§ **Some records**
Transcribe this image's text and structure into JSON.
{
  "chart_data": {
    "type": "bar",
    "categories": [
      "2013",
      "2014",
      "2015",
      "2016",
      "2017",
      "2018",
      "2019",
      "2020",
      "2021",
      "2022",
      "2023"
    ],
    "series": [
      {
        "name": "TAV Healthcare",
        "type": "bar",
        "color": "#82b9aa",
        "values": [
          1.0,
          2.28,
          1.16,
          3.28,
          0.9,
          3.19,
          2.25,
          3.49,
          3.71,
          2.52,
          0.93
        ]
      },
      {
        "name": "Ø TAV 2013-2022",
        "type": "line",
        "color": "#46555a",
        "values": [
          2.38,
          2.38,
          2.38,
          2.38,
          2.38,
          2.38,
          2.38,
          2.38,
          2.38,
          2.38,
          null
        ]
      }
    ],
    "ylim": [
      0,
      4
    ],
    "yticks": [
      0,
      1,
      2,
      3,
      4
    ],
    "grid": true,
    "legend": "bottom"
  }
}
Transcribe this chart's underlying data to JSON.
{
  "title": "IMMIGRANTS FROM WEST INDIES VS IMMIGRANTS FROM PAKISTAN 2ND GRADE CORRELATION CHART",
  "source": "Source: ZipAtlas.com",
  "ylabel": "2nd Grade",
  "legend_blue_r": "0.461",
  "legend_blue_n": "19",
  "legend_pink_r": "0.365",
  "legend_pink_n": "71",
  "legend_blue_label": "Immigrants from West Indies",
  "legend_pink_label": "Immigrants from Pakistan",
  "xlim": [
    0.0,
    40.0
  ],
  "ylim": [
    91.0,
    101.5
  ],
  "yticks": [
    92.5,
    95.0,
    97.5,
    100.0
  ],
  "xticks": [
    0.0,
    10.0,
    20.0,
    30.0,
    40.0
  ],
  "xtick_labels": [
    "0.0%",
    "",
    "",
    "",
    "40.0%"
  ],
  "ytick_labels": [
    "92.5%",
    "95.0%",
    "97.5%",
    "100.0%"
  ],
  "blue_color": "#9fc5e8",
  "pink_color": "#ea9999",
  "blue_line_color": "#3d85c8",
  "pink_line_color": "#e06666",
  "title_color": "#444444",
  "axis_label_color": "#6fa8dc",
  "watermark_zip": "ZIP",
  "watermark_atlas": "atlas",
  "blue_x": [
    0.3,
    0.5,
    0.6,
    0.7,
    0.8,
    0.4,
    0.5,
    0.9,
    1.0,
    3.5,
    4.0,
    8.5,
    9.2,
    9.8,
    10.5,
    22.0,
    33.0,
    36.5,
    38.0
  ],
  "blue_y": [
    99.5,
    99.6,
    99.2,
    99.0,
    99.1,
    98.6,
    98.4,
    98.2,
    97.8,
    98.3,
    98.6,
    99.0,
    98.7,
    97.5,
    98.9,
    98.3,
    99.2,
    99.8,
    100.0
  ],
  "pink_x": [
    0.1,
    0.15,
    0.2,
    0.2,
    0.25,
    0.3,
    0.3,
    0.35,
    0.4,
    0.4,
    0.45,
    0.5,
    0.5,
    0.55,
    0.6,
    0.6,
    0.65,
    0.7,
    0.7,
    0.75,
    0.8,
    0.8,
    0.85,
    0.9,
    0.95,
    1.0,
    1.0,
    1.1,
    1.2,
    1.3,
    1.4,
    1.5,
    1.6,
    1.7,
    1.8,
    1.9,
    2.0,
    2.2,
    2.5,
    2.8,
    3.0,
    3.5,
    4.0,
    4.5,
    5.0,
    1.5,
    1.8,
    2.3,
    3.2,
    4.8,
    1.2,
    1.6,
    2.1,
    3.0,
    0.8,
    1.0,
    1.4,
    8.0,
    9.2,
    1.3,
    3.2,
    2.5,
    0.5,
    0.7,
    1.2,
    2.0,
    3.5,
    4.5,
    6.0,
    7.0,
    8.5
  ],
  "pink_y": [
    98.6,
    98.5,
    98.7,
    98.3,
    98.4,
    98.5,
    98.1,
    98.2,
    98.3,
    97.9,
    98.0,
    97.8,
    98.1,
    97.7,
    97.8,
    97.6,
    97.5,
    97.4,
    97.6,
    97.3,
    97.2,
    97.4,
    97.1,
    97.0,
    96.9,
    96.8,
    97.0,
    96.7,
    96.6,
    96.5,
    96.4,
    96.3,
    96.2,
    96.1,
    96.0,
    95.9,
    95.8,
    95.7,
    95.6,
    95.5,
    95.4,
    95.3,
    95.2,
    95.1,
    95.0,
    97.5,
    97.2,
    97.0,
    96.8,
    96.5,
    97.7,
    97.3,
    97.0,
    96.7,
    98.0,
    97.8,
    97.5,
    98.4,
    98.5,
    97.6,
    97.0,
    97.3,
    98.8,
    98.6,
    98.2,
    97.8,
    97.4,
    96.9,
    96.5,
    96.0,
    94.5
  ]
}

§ **Exercise**
Each line in the material above must be retyped without alteration.

§ **Written response**
Transcribe this image's text and structure into JSON.
{
  "chart_data": {
    "type": "bar",
    "categories": [
      "2013",
      "2014",
      "2015",
      "2016",
      "2017",
      "2018",
      "2019",
      "2020",
      "2021",
      "2022",
      "2023"
    ],
    "series": [
      {
        "name": "TAV Healthcare",
        "type": "bar",
        "color": "#82b9aa",
        "values": [
          1.0,
          2.28,
          1.16,
          3.28,
          0.9,
          3.19,
          2.25,
          3.49,
          3.71,
          2.52,
          0.93
        ]
      },
      {
        "name": "Ø TAV 2013-2022",
        "type": "line",
        "color": "#46555a",
        "values": [
          2.38,
          2.38,
          2.38,
          2.38,
          2.38,
          2.38,
          2.38,
          2.38,
          2.38,
          2.38,
          null
        ]
      }
    ],
    "ylim": [
      0,
      4
    ],
    "yticks": [
      0,
      1,
      2,
      3,
      4
    ],
    "grid": true,
    "legend": "bottom"
  }
}
Transcribe this chart's underlying data to JSON.
{
  "title": "IMMIGRANTS FROM WEST INDIES VS IMMIGRANTS FROM PAKISTAN 2ND GRADE CORRELATION CHART",
  "source": "Source: ZipAtlas.com",
  "ylabel": "2nd Grade",
  "legend_blue_r": "0.461",
  "legend_blue_n": "19",
  "legend_pink_r": "0.365",
  "legend_pink_n": "71",
  "legend_blue_label": "Immigrants from West Indies",
  "legend_pink_label": "Immigrants from Pakistan",
  "xlim": [
    0.0,
    40.0
  ],
  "ylim": [
    91.0,
    101.5
  ],
  "yticks": [
    92.5,
    95.0,
    97.5,
    100.0
  ],
  "xticks": [
    0.0,
    10.0,
    20.0,
    30.0,
    40.0
  ],
  "xtick_labels": [
    "0.0%",
    "",
    "",
    "",
    "40.0%"
  ],
  "ytick_labels": [
    "92.5%",
    "95.0%",
    "97.5%",
    "100.0%"
  ],
  "blue_color": "#9fc5e8",
  "pink_color": "#ea9999",
  "blue_line_color": "#3d85c8",
  "pink_line_color": "#e06666",
  "title_color": "#444444",
  "axis_label_color": "#6fa8dc",
  "watermark_zip": "ZIP",
  "watermark_atlas": "atlas",
  "blue_x": [
    0.3,
    0.5,
    0.6,
    0.7,
    0.8,
    0.4,
    0.5,
    0.9,
    1.0,
    3.5,
    4.0,
    8.5,
    9.2,
    9.8,
    10.5,
    22.0,
    33.0,
    36.5,
    38.0
  ],
  "blue_y": [
    99.5,
    99.6,
    99.2,
    99.0,
    99.1,
    98.6,
    98.4,
    98.2,
    97.8,
    98.3,
    98.6,
    99.0,
    98.7,
    97.5,
    98.9,
    98.3,
    99.2,
    99.8,
    100.0
  ],
  "pink_x": [
    0.1,
    0.15,
    0.2,
    0.2,
    0.25,
    0.3,
    0.3,
    0.35,
    0.4,
    0.4,
    0.45,
    0.5,
    0.5,
    0.55,
    0.6,
    0.6,
    0.65,
    0.7,
    0.7,
    0.75,
    0.8,
    0.8,
    0.85,
    0.9,
    0.95,
    1.0,
    1.0,
    1.1,
    1.2,
    1.3,
    1.4,
    1.5,
    1.6,
    1.7,
    1.8,
    1.9,
    2.0,
    2.2,
    2.5,
    2.8,
    3.0,
    3.5,
    4.0,
    4.5,
    5.0,
    1.5,
    1.8,
    2.3,
    3.2,
    4.8,
    1.2,
    1.6,
    2.1,
    3.0,
    0.8,
    1.0,
    1.4,
    8.0,
    9.2,
    1.3,
    3.2,
    2.5,
    0.5,
    0.7,
    1.2,
    2.0,
    3.5,
    4.5,
    6.0,
    7.0,
    8.5
  ],
  "pink_y": [
    98.6,
    98.5,
    98.7,
    98.3,
    98.4,
    98.5,
    98.1,
    98.2,
    98.3,
    97.9,
    98.0,
    97.8,
    98.1,
    97.7,
    97.8,
    97.6,
    97.5,
    97.4,
    97.6,
    97.3,
    97.2,
    97.4,
    97.1,
    97.0,
    96.9,
    96.8,
    97.0,
    96.7,
    96.6,
    96.5,
    96.4,
    96.3,
    96.2,
    96.1,
    96.0,
    95.9,
    95.8,
    95.7,
    95.6,
    95.5,
    95.4,
    95.3,
    95.2,
    95.1,
    95.0,
    97.5,
    97.2,
    97.0,
    96.8,
    96.5,
    97.7,
    97.3,
    97.0,
    96.7,
    98.0,
    97.8,
    97.5,
    98.4,
    98.5,
    97.6,
    97.0,
    97.3,
    98.8,
    98.6,
    98.2,
    97.8,
    97.4,
    96.9,
    96.5,
    96.0,
    94.5
  ]
}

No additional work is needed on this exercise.